(Extracted records)

==*==

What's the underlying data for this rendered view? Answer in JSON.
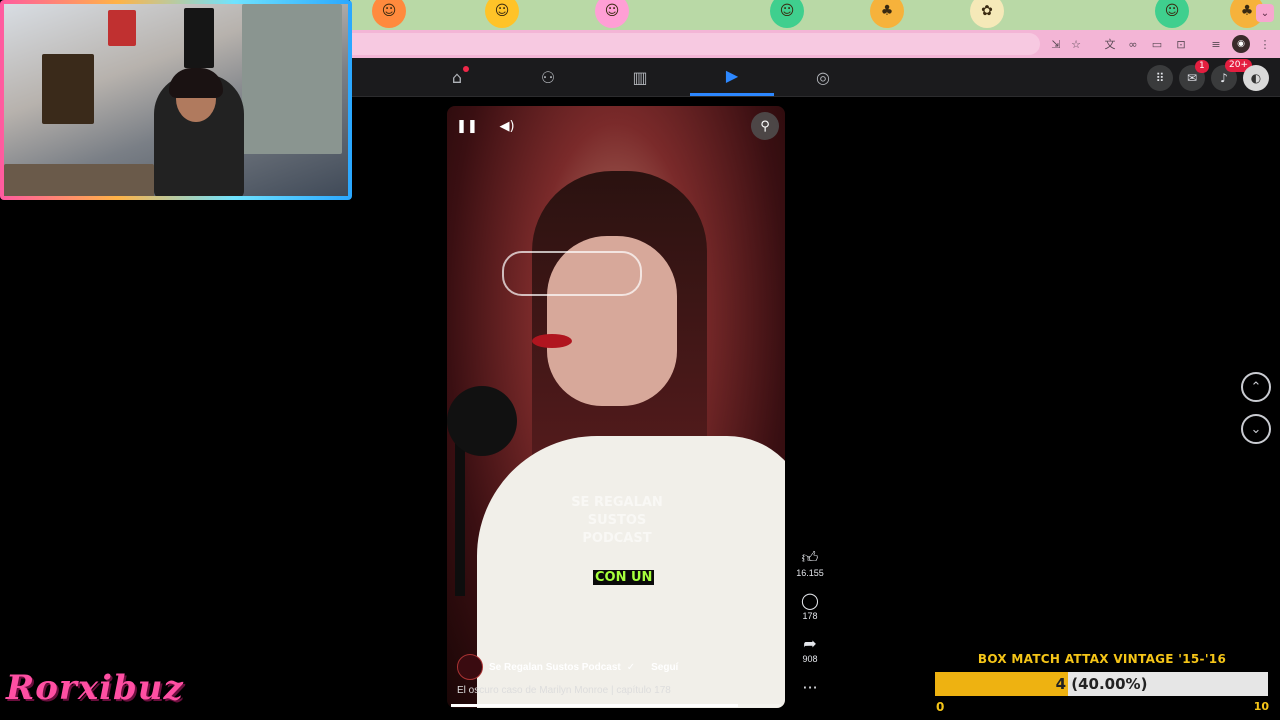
{
  "browser": {
    "toolbar_icons": [
      "install-icon",
      "star-icon",
      "translate-icon",
      "link-icon",
      "reader-icon",
      "cast-icon",
      "extensions-icon",
      "profile-icon",
      "menu-icon"
    ]
  },
  "facebook_nav": {
    "tabs": [
      {
        "name": "home",
        "icon": "⌂",
        "active": false,
        "has_dot": true
      },
      {
        "name": "friends",
        "icon": "⚇",
        "active": false,
        "has_dot": false
      },
      {
        "name": "dashboard",
        "icon": "▥",
        "active": false,
        "has_dot": false
      },
      {
        "name": "video",
        "icon": "▶",
        "active": true,
        "has_dot": false
      },
      {
        "name": "groups",
        "icon": "◎",
        "active": false,
        "has_dot": false
      }
    ],
    "messenger_badge": "1",
    "notifications_badge": "20+"
  },
  "reel": {
    "watermark_line1": "SE REGALAN SUSTOS",
    "watermark_line2": "PODCAST",
    "caption": "CON UN",
    "channel_name": "Se Regalan Sustos Podcast",
    "verified_icon": "✓",
    "follow_label": "Seguí",
    "description": "El oscuro caso de Marilyn Monroe | capítulo 178",
    "progress": 0.87
  },
  "actions": {
    "likes": "16.155",
    "comments": "178",
    "shares": "908",
    "more": "···"
  },
  "overlay": {
    "streamer_logo": "Rorxibuz",
    "box_match": {
      "title": "BOX MATCH ATTAX VINTAGE '15-'16",
      "current": "4",
      "percent": "(40.00%)",
      "fraction": 0.4,
      "min": "0",
      "max": "10"
    }
  },
  "colors": {
    "fb_blue": "#2d88ff",
    "badge_red": "#e41e3f",
    "caption_green": "#a6ff3c",
    "bar_gold": "#eeb211"
  }
}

==*==

JOB
Omit each picture, then return all of the listing exactly as it stands.

FINISHED TASK
What's the underlying data for this rendered view? Answer in JSON.
{
  "browser": {
    "toolbar_icons": [
      "install-icon",
      "star-icon",
      "translate-icon",
      "link-icon",
      "reader-icon",
      "cast-icon",
      "extensions-icon",
      "profile-icon",
      "menu-icon"
    ]
  },
  "facebook_nav": {
    "tabs": [
      {
        "name": "home",
        "icon": "⌂",
        "active": false,
        "has_dot": true
      },
      {
        "name": "friends",
        "icon": "⚇",
        "active": false,
        "has_dot": false
      },
      {
        "name": "dashboard",
        "icon": "▥",
        "active": false,
        "has_dot": false
      },
      {
        "name": "video",
        "icon": "▶",
        "active": true,
        "has_dot": false
      },
      {
        "name": "groups",
        "icon": "◎",
        "active": false,
        "has_dot": false
      }
    ],
    "messenger_badge": "1",
    "notifications_badge": "20+"
  },
  "reel": {
    "watermark_line1": "SE REGALAN SUSTOS",
    "watermark_line2": "PODCAST",
    "caption": "CON UN",
    "channel_name": "Se Regalan Sustos Podcast",
    "verified_icon": "✓",
    "follow_label": "Seguí",
    "description": "El oscuro caso de Marilyn Monroe | capítulo 178",
    "progress": 0.87
  },
  "actions": {
    "likes": "16.155",
    "comments": "178",
    "shares": "908",
    "more": "···"
  },
  "overlay": {
    "streamer_logo": "Rorxibuz",
    "box_match": {
      "title": "BOX MATCH ATTAX VINTAGE '15-'16",
      "current": "4",
      "percent": "(40.00%)",
      "fraction": 0.4,
      "min": "0",
      "max": "10"
    }
  },
  "colors": {
    "fb_blue": "#2d88ff",
    "badge_red": "#e41e3f",
    "caption_green": "#a6ff3c",
    "bar_gold": "#eeb211"
  }
}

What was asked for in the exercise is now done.